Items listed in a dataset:

........

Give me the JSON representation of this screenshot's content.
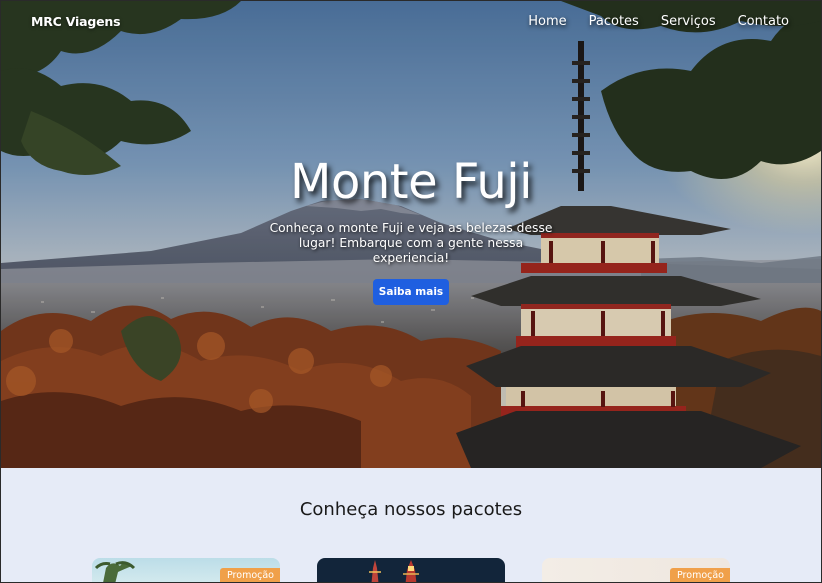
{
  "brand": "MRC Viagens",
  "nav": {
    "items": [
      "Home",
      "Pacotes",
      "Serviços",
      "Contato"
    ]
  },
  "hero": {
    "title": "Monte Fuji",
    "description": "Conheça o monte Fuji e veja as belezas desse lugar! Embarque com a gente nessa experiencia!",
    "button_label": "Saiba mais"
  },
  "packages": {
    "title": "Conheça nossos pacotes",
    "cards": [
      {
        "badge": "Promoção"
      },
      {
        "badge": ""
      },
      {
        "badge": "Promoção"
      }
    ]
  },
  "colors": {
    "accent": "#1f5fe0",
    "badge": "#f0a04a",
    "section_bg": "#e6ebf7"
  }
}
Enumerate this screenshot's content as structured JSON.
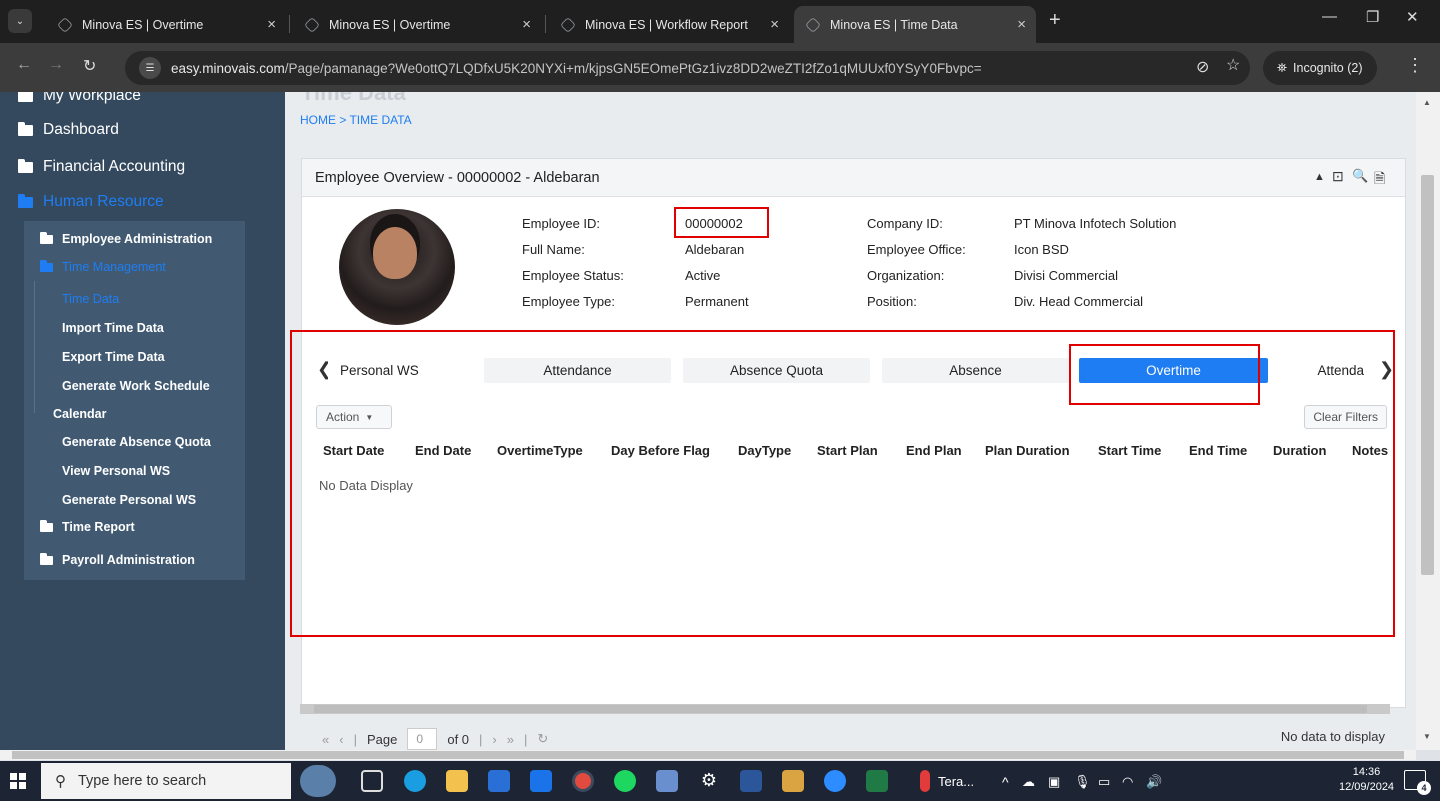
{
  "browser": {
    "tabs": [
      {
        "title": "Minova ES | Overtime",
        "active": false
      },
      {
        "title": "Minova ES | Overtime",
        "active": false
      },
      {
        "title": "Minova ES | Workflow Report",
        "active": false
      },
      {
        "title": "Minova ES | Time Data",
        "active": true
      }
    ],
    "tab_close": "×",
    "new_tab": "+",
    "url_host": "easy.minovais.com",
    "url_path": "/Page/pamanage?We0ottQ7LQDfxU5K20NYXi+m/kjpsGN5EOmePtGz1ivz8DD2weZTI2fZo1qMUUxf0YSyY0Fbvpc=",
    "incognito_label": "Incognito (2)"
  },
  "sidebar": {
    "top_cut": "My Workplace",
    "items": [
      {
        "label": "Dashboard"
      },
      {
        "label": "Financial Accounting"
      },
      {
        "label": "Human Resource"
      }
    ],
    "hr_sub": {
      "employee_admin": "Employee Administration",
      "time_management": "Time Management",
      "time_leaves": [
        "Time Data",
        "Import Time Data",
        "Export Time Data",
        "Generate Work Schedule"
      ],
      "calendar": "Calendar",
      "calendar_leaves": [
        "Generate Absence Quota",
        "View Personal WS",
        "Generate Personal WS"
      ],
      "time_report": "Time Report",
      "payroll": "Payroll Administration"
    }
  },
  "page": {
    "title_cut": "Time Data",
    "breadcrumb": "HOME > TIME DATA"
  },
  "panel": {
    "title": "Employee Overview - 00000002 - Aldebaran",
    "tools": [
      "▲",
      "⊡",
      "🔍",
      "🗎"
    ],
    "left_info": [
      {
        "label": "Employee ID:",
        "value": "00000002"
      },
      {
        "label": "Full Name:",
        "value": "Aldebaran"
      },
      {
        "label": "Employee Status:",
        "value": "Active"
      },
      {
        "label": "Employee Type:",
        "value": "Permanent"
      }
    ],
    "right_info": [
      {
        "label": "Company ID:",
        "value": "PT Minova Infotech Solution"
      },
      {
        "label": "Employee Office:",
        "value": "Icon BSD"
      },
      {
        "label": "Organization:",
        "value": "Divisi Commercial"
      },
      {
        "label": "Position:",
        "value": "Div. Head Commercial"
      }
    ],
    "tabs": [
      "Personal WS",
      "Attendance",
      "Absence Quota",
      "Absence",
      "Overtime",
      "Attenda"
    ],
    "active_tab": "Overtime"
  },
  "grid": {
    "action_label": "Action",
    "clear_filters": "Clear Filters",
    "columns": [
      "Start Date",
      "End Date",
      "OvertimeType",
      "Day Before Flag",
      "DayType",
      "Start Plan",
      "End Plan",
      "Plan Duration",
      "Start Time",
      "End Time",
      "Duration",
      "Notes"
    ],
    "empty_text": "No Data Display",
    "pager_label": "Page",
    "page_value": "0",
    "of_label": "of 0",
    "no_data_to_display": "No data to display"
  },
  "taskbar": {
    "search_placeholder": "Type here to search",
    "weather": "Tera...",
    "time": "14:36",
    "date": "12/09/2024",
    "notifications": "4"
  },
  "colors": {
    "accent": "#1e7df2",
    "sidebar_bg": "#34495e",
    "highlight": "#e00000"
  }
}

........

TASK REQUIREMENTS
Look above for every line with the word "Commercial" and copy it.

TASK SOLUTION
        "value": "Divisi Commercial"
        "value": "Div. Head Commercial"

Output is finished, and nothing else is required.